··· EXERCISE INPUT ···

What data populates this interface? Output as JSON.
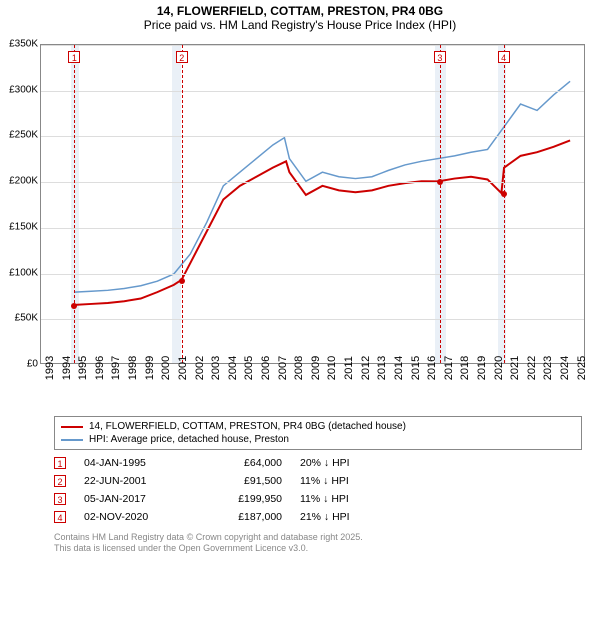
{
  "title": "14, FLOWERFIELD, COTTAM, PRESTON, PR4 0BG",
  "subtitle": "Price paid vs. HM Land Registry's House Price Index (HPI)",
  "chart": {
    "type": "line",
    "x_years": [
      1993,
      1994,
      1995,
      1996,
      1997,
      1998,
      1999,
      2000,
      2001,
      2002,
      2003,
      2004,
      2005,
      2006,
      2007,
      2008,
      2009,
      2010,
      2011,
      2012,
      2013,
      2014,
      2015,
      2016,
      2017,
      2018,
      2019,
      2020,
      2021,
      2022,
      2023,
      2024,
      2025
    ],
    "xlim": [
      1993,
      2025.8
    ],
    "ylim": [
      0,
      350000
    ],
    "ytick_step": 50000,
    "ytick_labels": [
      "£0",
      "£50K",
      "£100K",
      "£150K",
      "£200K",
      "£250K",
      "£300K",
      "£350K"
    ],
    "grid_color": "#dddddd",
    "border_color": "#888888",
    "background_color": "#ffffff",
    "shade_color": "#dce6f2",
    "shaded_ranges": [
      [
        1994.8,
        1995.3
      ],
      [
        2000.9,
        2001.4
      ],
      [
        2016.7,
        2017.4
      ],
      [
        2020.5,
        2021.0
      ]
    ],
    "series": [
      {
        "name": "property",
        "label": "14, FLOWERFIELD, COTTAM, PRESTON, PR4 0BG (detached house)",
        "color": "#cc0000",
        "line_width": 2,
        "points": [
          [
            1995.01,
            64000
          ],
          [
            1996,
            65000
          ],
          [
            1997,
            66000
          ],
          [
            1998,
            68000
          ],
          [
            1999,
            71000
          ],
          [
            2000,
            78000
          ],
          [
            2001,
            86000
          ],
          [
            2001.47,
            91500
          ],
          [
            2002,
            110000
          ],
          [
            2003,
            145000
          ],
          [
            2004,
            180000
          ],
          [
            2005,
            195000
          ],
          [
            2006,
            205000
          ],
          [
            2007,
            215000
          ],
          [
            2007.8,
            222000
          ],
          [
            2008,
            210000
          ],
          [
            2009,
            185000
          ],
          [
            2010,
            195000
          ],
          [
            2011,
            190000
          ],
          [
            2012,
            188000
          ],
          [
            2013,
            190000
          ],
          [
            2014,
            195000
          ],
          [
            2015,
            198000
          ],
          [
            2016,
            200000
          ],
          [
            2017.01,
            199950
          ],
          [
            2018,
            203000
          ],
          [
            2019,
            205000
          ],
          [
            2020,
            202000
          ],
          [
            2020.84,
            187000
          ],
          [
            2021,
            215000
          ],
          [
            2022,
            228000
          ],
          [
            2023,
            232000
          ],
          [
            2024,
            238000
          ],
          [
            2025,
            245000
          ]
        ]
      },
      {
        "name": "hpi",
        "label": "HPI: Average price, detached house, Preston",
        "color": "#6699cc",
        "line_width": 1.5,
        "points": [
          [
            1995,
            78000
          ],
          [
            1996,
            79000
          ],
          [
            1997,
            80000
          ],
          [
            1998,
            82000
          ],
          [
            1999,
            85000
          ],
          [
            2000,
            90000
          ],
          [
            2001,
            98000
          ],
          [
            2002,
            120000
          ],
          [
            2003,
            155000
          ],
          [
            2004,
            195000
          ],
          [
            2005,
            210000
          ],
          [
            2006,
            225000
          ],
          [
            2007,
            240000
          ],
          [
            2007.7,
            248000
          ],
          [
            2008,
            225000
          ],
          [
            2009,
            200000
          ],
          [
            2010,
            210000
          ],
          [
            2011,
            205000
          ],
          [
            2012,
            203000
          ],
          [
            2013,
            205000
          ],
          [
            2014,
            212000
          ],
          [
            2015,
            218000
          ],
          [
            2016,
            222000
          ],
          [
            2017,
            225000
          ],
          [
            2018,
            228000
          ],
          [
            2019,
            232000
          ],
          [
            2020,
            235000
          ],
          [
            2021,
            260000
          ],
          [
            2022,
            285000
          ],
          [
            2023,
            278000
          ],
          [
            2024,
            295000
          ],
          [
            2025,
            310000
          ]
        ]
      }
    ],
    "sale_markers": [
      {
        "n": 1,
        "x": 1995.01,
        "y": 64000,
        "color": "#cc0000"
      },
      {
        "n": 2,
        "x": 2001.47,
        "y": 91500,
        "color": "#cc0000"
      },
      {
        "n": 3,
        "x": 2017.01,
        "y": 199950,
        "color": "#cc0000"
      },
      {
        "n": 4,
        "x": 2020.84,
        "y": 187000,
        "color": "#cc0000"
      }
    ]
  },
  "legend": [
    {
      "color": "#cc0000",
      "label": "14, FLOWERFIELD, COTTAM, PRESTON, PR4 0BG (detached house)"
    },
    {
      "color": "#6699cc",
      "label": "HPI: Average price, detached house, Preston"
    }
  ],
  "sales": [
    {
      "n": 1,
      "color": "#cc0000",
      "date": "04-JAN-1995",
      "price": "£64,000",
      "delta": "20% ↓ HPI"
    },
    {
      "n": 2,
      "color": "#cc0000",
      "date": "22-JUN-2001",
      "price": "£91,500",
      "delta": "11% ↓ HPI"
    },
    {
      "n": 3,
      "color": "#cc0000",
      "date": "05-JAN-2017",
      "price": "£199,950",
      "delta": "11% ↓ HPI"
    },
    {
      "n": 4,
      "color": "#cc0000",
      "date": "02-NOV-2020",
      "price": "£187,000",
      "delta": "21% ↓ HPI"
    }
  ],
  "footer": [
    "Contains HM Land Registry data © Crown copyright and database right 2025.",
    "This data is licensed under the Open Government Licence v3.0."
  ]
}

···
··· EXERCISE INPUT ···

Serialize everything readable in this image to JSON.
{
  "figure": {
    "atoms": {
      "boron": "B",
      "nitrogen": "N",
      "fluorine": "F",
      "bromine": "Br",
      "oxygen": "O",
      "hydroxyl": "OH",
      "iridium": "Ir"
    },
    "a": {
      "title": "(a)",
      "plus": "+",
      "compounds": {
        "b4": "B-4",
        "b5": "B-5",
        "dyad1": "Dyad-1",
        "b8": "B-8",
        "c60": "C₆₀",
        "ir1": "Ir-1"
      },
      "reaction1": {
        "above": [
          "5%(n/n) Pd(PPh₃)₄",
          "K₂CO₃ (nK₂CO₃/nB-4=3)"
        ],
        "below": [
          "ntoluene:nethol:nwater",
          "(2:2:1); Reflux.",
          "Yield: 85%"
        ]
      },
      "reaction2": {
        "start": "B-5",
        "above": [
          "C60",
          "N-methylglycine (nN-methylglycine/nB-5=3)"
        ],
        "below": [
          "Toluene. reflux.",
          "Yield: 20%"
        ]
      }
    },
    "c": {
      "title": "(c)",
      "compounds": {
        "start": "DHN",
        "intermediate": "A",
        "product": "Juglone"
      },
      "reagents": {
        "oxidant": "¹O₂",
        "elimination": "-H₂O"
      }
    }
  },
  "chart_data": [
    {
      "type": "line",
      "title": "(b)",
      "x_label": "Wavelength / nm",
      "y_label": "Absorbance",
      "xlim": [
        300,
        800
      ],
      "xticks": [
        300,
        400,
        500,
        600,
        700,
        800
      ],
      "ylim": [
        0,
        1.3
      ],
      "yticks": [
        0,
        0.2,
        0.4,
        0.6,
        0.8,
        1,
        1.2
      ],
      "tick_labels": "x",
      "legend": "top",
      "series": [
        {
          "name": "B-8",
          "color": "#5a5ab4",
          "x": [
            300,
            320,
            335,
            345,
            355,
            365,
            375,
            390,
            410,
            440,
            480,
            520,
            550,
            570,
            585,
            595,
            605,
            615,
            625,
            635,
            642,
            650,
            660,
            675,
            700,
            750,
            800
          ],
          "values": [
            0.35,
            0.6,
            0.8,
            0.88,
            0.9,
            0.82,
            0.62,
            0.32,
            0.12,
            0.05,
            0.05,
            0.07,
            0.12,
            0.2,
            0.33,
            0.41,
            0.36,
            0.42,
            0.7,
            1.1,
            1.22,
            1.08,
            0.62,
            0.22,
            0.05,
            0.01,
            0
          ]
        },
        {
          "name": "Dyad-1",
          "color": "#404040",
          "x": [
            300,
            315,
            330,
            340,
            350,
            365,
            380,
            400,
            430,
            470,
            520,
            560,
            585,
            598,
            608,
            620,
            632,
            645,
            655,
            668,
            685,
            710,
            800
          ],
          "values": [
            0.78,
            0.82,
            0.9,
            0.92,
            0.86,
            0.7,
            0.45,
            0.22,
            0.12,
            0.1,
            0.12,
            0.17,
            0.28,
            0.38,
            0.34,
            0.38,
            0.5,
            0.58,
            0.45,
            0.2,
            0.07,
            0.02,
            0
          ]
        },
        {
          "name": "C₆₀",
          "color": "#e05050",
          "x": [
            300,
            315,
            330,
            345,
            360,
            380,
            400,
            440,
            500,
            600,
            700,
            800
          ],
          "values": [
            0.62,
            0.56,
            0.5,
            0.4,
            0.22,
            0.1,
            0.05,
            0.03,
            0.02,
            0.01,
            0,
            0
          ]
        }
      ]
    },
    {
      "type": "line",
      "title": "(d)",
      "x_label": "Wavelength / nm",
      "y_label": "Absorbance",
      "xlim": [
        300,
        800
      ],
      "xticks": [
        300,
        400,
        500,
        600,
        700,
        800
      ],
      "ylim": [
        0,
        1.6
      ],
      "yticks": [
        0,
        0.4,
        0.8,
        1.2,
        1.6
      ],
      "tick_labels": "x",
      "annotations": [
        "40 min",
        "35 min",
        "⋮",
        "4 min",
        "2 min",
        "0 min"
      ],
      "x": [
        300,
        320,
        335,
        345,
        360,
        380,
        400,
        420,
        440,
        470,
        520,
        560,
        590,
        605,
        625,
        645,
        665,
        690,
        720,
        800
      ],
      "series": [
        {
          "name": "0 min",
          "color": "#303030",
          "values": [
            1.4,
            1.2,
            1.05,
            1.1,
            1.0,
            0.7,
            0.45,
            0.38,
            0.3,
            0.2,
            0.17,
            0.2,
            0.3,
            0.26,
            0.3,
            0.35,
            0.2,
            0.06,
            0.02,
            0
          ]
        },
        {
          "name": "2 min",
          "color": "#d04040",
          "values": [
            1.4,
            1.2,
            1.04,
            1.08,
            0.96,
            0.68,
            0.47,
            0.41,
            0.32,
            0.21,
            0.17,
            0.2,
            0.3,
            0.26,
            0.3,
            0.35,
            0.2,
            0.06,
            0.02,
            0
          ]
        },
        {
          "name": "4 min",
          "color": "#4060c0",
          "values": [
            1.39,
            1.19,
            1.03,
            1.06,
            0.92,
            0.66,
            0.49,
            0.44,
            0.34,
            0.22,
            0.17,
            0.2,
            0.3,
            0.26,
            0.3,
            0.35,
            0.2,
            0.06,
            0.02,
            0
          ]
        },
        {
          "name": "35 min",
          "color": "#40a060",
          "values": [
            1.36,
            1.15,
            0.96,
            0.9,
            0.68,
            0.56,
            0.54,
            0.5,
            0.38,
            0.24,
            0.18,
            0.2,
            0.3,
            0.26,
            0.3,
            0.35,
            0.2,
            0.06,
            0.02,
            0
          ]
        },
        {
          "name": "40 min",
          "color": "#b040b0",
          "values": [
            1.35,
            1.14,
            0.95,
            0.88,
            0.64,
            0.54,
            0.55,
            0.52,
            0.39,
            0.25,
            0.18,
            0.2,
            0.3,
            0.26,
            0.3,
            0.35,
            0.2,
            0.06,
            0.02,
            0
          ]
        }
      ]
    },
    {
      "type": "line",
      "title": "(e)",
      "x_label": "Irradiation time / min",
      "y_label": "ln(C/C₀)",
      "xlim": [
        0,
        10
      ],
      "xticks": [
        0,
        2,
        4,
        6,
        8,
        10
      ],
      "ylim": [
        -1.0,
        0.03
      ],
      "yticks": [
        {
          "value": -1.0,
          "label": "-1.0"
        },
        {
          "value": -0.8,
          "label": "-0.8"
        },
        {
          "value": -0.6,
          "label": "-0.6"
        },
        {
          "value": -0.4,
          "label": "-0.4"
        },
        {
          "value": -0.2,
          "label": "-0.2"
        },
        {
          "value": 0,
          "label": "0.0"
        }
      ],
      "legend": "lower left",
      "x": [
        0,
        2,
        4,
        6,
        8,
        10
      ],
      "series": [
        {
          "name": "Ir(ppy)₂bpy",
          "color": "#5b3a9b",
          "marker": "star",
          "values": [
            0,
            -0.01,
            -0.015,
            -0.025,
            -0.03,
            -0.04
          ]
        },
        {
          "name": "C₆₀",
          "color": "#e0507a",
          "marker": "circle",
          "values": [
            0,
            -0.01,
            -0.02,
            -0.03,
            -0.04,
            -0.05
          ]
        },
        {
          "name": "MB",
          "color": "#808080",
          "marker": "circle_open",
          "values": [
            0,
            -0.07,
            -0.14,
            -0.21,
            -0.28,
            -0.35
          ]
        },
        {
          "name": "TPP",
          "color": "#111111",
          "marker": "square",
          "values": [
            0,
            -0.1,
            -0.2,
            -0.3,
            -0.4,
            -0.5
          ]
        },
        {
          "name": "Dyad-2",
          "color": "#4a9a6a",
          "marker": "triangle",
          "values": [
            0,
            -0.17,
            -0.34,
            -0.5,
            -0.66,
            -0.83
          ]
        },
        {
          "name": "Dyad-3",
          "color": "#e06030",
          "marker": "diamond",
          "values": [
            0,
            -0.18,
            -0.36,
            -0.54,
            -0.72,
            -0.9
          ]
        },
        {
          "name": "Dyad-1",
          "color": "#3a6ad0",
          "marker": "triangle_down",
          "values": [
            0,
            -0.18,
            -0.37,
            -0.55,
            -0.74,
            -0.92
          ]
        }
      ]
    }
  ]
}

···
··· EXERCISE INPUT ···

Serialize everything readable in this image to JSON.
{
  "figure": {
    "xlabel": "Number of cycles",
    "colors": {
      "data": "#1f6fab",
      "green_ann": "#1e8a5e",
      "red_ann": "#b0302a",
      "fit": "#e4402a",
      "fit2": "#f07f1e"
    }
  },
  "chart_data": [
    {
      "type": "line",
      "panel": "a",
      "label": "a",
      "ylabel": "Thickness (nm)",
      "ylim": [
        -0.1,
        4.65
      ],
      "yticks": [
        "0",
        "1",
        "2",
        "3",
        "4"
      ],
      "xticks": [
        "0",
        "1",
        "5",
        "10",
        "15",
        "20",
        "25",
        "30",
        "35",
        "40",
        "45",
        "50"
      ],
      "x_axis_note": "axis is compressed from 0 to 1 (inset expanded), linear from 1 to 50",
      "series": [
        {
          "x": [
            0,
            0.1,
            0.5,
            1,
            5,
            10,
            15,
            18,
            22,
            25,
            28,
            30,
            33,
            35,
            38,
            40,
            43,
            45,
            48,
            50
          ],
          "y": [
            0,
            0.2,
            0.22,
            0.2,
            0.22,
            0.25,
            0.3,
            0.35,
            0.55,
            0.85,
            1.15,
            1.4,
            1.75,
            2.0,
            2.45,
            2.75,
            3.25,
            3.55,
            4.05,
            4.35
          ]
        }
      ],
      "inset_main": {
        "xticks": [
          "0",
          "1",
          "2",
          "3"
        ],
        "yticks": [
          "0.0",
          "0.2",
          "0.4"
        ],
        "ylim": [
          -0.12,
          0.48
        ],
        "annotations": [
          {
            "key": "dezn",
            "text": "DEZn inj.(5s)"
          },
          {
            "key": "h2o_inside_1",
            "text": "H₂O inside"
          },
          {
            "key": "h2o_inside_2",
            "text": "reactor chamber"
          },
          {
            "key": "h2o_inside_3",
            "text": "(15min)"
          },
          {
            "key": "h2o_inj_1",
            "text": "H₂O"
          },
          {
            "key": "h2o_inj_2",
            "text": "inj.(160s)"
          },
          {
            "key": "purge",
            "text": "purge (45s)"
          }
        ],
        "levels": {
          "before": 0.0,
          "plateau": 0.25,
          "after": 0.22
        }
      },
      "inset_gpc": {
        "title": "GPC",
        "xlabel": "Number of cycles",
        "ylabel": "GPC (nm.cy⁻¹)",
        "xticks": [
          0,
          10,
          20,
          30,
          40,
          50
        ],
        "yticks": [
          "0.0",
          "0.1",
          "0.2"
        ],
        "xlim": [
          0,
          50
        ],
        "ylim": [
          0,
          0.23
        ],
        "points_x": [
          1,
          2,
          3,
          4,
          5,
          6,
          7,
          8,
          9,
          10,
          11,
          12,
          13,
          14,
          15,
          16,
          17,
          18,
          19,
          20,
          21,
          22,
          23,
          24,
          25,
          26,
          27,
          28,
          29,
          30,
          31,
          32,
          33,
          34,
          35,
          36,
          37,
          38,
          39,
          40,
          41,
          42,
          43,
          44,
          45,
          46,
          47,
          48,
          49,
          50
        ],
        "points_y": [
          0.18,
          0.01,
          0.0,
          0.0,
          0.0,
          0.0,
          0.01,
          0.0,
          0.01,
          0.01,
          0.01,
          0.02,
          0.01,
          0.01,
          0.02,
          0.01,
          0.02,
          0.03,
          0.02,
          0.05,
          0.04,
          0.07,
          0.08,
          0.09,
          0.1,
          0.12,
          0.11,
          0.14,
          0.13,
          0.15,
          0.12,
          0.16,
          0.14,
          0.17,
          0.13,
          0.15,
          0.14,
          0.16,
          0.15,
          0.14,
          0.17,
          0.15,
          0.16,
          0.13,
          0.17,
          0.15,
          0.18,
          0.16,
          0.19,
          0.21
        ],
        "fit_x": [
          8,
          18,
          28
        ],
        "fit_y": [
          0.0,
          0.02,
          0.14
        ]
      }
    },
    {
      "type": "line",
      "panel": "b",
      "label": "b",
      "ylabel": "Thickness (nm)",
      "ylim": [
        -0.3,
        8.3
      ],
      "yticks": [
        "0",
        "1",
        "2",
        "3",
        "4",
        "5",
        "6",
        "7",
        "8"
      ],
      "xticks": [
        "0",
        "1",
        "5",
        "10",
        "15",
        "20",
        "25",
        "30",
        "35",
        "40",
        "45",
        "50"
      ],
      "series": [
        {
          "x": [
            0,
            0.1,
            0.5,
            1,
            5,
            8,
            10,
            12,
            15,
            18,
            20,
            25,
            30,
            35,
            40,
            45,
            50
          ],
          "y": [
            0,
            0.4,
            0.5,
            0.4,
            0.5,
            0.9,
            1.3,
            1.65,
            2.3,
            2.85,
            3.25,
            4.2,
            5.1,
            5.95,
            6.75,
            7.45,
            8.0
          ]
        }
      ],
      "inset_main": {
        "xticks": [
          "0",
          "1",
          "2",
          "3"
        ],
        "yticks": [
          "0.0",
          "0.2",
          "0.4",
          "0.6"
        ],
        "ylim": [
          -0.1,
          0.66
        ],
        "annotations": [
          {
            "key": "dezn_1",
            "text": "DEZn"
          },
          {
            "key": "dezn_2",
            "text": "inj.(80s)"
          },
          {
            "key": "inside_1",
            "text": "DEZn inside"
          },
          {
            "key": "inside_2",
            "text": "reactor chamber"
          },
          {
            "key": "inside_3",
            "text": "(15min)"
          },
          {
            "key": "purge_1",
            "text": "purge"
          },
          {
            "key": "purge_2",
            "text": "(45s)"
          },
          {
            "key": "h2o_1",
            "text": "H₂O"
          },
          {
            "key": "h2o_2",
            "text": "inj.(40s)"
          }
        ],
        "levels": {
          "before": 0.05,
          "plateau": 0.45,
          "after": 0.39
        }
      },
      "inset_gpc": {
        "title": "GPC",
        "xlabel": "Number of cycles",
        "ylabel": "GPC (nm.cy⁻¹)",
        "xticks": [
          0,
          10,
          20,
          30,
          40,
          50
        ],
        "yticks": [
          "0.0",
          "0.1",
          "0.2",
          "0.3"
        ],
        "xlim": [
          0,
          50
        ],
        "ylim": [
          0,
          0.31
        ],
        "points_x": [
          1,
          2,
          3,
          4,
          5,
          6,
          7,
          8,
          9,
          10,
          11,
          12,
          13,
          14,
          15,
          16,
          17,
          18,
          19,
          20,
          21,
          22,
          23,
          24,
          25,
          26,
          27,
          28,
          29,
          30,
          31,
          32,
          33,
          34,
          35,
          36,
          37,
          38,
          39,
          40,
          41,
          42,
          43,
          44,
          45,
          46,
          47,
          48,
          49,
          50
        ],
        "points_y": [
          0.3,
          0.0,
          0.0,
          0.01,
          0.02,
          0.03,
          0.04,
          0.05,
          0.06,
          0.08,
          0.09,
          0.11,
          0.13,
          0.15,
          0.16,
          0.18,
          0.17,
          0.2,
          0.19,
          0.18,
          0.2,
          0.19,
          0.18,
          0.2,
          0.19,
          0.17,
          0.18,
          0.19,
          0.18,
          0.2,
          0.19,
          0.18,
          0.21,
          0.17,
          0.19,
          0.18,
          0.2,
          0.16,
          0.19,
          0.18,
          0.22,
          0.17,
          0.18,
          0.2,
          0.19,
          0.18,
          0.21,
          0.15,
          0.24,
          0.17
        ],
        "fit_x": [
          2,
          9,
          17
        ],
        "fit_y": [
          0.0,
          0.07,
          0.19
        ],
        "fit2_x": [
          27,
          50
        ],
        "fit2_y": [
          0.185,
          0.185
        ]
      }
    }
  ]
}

···

◆ PROBLEM TO SOLVE
Give the number of lines in the records above that contain the word "COTTAM". Reply with that number alone.

◆ REPLY TO THE EXERCISE
3